- WHAT YOU SHOULD DO: Restate all of the data exactly.

- EXTRACTED RECORDS:
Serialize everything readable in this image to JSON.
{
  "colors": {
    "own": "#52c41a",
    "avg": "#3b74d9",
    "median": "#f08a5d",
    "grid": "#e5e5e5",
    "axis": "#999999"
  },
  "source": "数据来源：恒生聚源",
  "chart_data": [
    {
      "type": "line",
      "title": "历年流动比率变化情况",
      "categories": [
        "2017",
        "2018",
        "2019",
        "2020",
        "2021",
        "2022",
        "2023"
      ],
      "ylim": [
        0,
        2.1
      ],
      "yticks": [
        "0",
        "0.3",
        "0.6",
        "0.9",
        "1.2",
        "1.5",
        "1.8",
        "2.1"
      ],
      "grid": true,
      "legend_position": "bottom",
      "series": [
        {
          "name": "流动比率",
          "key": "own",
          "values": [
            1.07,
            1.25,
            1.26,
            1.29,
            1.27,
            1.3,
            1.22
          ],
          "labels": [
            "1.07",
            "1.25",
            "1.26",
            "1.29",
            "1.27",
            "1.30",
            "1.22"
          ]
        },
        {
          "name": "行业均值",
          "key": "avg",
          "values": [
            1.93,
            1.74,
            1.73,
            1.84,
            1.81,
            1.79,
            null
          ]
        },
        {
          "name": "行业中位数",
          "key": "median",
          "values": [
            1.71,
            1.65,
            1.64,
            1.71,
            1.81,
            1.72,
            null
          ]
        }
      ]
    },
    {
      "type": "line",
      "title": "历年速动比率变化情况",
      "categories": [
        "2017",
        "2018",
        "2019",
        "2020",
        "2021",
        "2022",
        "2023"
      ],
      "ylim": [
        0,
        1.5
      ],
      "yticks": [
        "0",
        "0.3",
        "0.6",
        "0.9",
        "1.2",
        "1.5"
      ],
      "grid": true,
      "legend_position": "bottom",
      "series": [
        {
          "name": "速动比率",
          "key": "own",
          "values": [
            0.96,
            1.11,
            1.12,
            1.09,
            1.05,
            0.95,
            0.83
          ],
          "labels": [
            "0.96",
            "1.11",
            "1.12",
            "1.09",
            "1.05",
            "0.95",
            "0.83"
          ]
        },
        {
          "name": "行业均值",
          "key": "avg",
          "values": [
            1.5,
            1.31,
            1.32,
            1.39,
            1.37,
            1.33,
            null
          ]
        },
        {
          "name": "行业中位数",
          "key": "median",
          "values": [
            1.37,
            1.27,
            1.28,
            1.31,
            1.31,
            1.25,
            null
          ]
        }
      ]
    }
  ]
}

- FINAL RESULT:
Serialize everything readable in this image to JSON.
{
  "colors": {
    "own": "#52c41a",
    "avg": "#3b74d9",
    "median": "#f08a5d",
    "grid": "#e5e5e5",
    "axis": "#999999"
  },
  "source": "数据来源：恒生聚源",
  "chart_data": [
    {
      "type": "line",
      "title": "历年流动比率变化情况",
      "categories": [
        "2017",
        "2018",
        "2019",
        "2020",
        "2021",
        "2022",
        "2023"
      ],
      "ylim": [
        0,
        2.1
      ],
      "yticks": [
        "0",
        "0.3",
        "0.6",
        "0.9",
        "1.2",
        "1.5",
        "1.8",
        "2.1"
      ],
      "grid": true,
      "legend_position": "bottom",
      "series": [
        {
          "name": "流动比率",
          "key": "own",
          "values": [
            1.07,
            1.25,
            1.26,
            1.29,
            1.27,
            1.3,
            1.22
          ],
          "labels": [
            "1.07",
            "1.25",
            "1.26",
            "1.29",
            "1.27",
            "1.30",
            "1.22"
          ]
        },
        {
          "name": "行业均值",
          "key": "avg",
          "values": [
            1.93,
            1.74,
            1.73,
            1.84,
            1.81,
            1.79,
            null
          ]
        },
        {
          "name": "行业中位数",
          "key": "median",
          "values": [
            1.71,
            1.65,
            1.64,
            1.71,
            1.81,
            1.72,
            null
          ]
        }
      ]
    },
    {
      "type": "line",
      "title": "历年速动比率变化情况",
      "categories": [
        "2017",
        "2018",
        "2019",
        "2020",
        "2021",
        "2022",
        "2023"
      ],
      "ylim": [
        0,
        1.5
      ],
      "yticks": [
        "0",
        "0.3",
        "0.6",
        "0.9",
        "1.2",
        "1.5"
      ],
      "grid": true,
      "legend_position": "bottom",
      "series": [
        {
          "name": "速动比率",
          "key": "own",
          "values": [
            0.96,
            1.11,
            1.12,
            1.09,
            1.05,
            0.95,
            0.83
          ],
          "labels": [
            "0.96",
            "1.11",
            "1.12",
            "1.09",
            "1.05",
            "0.95",
            "0.83"
          ]
        },
        {
          "name": "行业均值",
          "key": "avg",
          "values": [
            1.5,
            1.31,
            1.32,
            1.39,
            1.37,
            1.33,
            null
          ]
        },
        {
          "name": "行业中位数",
          "key": "median",
          "values": [
            1.37,
            1.27,
            1.28,
            1.31,
            1.31,
            1.25,
            null
          ]
        }
      ]
    }
  ]
}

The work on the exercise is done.